**Exercise brief**
Your job is to restate each entry word for word.

**Supplied data**
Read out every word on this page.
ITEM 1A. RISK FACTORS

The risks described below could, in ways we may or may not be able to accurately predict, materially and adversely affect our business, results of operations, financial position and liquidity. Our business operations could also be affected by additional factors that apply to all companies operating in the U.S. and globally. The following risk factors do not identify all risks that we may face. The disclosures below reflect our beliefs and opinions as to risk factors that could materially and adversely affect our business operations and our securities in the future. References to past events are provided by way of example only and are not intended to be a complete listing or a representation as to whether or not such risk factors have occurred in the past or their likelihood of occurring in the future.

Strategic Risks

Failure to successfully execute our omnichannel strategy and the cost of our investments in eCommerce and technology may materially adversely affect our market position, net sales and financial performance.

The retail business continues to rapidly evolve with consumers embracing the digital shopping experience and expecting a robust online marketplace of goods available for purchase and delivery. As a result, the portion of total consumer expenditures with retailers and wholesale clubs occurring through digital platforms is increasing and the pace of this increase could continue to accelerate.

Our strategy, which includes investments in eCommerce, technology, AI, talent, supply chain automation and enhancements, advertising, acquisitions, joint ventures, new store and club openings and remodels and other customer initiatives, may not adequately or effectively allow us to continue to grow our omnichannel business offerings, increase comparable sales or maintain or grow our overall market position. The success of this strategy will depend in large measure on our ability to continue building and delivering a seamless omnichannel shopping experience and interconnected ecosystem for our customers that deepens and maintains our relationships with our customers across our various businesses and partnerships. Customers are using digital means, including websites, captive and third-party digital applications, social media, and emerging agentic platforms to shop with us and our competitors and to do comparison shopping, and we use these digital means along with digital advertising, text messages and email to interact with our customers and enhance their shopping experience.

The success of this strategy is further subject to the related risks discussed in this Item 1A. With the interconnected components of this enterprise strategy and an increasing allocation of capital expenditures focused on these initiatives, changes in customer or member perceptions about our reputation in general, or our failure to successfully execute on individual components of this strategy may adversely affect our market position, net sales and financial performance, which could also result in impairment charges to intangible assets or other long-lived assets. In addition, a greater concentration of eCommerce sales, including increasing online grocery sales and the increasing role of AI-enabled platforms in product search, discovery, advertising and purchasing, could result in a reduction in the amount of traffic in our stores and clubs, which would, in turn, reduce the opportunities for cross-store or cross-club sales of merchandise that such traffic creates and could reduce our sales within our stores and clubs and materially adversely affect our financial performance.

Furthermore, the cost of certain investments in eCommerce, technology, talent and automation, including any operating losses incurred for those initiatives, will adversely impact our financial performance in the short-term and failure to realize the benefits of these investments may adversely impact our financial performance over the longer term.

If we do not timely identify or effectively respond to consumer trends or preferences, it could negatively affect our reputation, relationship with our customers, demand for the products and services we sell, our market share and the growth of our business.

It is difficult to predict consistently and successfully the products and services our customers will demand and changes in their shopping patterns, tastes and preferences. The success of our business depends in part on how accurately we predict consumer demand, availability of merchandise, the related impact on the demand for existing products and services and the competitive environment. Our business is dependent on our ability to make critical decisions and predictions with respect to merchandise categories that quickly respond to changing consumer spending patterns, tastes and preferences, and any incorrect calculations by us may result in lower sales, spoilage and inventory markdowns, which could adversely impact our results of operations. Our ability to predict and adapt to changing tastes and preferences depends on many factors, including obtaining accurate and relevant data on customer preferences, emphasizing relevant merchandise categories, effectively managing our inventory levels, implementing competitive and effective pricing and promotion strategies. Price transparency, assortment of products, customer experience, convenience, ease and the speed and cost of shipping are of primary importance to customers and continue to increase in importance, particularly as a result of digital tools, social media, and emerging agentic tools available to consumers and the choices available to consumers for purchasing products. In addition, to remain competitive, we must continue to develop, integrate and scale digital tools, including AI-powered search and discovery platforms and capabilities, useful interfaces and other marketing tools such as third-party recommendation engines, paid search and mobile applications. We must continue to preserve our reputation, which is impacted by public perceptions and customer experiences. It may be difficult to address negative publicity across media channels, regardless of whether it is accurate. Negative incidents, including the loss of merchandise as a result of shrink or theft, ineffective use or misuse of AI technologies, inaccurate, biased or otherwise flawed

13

**Solution to the problem**
Read out every word on this page.
ITEM 1A. RISK FACTORS

The risks described below could, in ways we may or may not be able to accurately predict, materially and adversely affect our business, results of operations, financial position and liquidity. Our business operations could also be affected by additional factors that apply to all companies operating in the U.S. and globally. The following risk factors do not identify all risks that we may face. The disclosures below reflect our beliefs and opinions as to risk factors that could materially and adversely affect our business operations and our securities in the future. References to past events are provided by way of example only and are not intended to be a complete listing or a representation as to whether or not such risk factors have occurred in the past or their likelihood of occurring in the future.

Strategic Risks

Failure to successfully execute our omnichannel strategy and the cost of our investments in eCommerce and technology may materially adversely affect our market position, net sales and financial performance.

The retail business continues to rapidly evolve with consumers embracing the digital shopping experience and expecting a robust online marketplace of goods available for purchase and delivery. As a result, the portion of total consumer expenditures with retailers and wholesale clubs occurring through digital platforms is increasing and the pace of this increase could continue to accelerate.

Our strategy, which includes investments in eCommerce, technology, AI, talent, supply chain automation and enhancements, advertising, acquisitions, joint ventures, new store and club openings and remodels and other customer initiatives, may not adequately or effectively allow us to continue to grow our omnichannel business offerings, increase comparable sales or maintain or grow our overall market position. The success of this strategy will depend in large measure on our ability to continue building and delivering a seamless omnichannel shopping experience and interconnected ecosystem for our customers that deepens and maintains our relationships with our customers across our various businesses and partnerships. Customers are using digital means, including websites, captive and third-party digital applications, social media, and emerging agentic platforms to shop with us and our competitors and to do comparison shopping, and we use these digital means along with digital advertising, text messages and email to interact with our customers and enhance their shopping experience.

The success of this strategy is further subject to the related risks discussed in this Item 1A. With the interconnected components of this enterprise strategy and an increasing allocation of capital expenditures focused on these initiatives, changes in customer or member perceptions about our reputation in general, or our failure to successfully execute on individual components of this strategy may adversely affect our market position, net sales and financial performance, which could also result in impairment charges to intangible assets or other long-lived assets. In addition, a greater concentration of eCommerce sales, including increasing online grocery sales and the increasing role of AI-enabled platforms in product search, discovery, advertising and purchasing, could result in a reduction in the amount of traffic in our stores and clubs, which would, in turn, reduce the opportunities for cross-store or cross-club sales of merchandise that such traffic creates and could reduce our sales within our stores and clubs and materially adversely affect our financial performance.

Furthermore, the cost of certain investments in eCommerce, technology, talent and automation, including any operating losses incurred for those initiatives, will adversely impact our financial performance in the short-term and failure to realize the benefits of these investments may adversely impact our financial performance over the longer term.

If we do not timely identify or effectively respond to consumer trends or preferences, it could negatively affect our reputation, relationship with our customers, demand for the products and services we sell, our market share and the growth of our business.

It is difficult to predict consistently and successfully the products and services our customers will demand and changes in their shopping patterns, tastes and preferences. The success of our business depends in part on how accurately we predict consumer demand, availability of merchandise, the related impact on the demand for existing products and services and the competitive environment. Our business is dependent on our ability to make critical decisions and predictions with respect to merchandise categories that quickly respond to changing consumer spending patterns, tastes and preferences, and any incorrect calculations by us may result in lower sales, spoilage and inventory markdowns, which could adversely impact our results of operations. Our ability to predict and adapt to changing tastes and preferences depends on many factors, including obtaining accurate and relevant data on customer preferences, emphasizing relevant merchandise categories, effectively managing our inventory levels, implementing competitive and effective pricing and promotion strategies. Price transparency, assortment of products, customer experience, convenience, ease and the speed and cost of shipping are of primary importance to customers and continue to increase in importance, particularly as a result of digital tools, social media, and emerging agentic tools available to consumers and the choices available to consumers for purchasing products. In addition, to remain competitive, we must continue to develop, integrate and scale digital tools, including AI-powered search and discovery platforms and capabilities, useful interfaces and other marketing tools such as third-party recommendation engines, paid search and mobile applications. We must continue to preserve our reputation, which is impacted by public perceptions and customer experiences. It may be difficult to address negative publicity across media channels, regardless of whether it is accurate. Negative incidents, including the loss of merchandise as a result of shrink or theft, ineffective use or misuse of AI technologies, inaccurate, biased or otherwise flawed

13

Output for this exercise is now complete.